Short exercise: Pull out every line below that holds the word "kinh".

Dataset entries:
** Start **

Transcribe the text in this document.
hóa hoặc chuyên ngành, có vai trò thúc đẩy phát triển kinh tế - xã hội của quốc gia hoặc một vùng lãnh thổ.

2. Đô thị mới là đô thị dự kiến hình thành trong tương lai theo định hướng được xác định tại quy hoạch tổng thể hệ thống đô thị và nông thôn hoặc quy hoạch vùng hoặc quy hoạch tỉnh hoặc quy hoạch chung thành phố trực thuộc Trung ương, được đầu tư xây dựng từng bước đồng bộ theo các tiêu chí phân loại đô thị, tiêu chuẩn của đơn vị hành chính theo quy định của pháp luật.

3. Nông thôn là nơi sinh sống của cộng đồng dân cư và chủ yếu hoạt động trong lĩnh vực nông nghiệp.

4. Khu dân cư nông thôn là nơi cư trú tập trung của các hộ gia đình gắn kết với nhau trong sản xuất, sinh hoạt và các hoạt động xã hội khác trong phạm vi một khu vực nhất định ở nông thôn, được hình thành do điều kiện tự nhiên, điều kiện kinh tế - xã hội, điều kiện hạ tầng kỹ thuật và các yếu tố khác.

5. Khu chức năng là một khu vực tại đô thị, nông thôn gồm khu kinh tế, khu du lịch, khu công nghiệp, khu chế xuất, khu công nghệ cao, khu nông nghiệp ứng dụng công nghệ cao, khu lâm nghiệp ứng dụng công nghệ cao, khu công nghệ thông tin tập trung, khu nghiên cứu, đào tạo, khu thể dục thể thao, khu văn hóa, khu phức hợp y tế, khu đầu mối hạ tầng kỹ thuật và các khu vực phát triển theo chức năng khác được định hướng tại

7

** End **
** Start **

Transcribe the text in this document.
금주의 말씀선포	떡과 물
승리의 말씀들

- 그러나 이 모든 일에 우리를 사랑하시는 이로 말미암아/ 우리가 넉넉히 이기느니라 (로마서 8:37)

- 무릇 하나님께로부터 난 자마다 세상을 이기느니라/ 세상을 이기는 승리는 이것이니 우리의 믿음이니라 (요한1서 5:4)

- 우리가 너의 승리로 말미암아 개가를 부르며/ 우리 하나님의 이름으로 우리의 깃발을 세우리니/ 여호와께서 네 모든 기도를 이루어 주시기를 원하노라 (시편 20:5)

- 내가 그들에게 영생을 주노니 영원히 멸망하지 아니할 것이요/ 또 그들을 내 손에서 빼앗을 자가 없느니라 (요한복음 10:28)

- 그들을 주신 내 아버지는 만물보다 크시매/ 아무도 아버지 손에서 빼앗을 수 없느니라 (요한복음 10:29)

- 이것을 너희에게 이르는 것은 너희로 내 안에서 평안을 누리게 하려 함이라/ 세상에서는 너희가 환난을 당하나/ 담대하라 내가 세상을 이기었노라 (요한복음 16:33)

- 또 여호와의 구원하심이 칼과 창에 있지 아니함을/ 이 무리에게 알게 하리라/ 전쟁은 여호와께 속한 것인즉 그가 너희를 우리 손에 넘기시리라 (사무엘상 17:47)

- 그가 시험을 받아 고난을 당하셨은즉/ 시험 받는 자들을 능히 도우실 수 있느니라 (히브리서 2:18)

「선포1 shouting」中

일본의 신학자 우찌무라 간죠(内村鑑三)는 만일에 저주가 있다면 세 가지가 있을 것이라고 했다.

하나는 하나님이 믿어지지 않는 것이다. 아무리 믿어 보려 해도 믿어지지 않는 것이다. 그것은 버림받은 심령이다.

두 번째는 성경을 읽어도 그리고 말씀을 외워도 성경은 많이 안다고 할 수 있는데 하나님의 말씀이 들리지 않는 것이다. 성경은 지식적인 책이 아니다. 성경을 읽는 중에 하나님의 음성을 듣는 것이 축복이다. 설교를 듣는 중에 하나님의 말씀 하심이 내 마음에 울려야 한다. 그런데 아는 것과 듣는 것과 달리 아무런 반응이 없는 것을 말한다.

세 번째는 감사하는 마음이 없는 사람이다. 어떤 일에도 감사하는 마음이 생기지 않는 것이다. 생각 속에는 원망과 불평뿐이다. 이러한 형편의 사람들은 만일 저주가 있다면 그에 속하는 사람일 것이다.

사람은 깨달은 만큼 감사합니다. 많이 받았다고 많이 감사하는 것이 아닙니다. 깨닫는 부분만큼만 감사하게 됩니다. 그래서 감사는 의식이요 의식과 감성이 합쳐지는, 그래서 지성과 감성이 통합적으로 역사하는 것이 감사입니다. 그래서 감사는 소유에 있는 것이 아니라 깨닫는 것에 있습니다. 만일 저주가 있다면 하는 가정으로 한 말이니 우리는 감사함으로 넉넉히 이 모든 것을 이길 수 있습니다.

** End **
** Start **

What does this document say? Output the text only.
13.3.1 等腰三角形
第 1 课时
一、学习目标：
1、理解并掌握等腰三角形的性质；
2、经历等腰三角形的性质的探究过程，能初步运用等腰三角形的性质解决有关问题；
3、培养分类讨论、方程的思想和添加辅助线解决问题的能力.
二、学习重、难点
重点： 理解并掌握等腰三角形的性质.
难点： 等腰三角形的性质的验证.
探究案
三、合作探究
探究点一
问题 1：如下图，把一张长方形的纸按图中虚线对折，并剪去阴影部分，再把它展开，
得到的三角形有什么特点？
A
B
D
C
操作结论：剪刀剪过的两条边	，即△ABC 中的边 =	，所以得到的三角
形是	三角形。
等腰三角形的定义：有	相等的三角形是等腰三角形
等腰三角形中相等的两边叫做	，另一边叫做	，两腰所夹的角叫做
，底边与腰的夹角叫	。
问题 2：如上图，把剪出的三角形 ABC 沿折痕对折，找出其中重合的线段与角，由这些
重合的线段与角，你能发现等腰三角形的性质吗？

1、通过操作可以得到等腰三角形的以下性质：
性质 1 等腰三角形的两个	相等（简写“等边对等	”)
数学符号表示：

** End **

The response:
hóa hoặc chuyên ngành, có vai trò thúc đẩy phát triển kinh tế - xã hội của quốc gia hoặc một vùng lãnh thổ.
4. Khu dân cư nông thôn là nơi cư trú tập trung của các hộ gia đình gắn kết với nhau trong sản xuất, sinh hoạt và các hoạt động xã hội khác trong phạm vi một khu vực nhất định ở nông thôn, được hình thành do điều kiện tự nhiên, điều kiện kinh tế - xã hội, điều kiện hạ tầng kỹ thuật và các yếu tố khác.
5. Khu chức năng là một khu vực tại đô thị, nông thôn gồm khu kinh tế, khu du lịch, khu công nghiệp, khu chế xuất, khu công nghệ cao, khu nông nghiệp ứng dụng công nghệ cao, khu lâm nghiệp ứng dụng công nghệ cao, khu công nghệ thông tin tập trung, khu nghiên cứu, đào tạo, khu thể dục thể thao, khu văn hóa, khu phức hợp y tế, khu đầu mối hạ tầng kỹ thuật và các khu vực phát triển theo chức năng khác được định hướng tại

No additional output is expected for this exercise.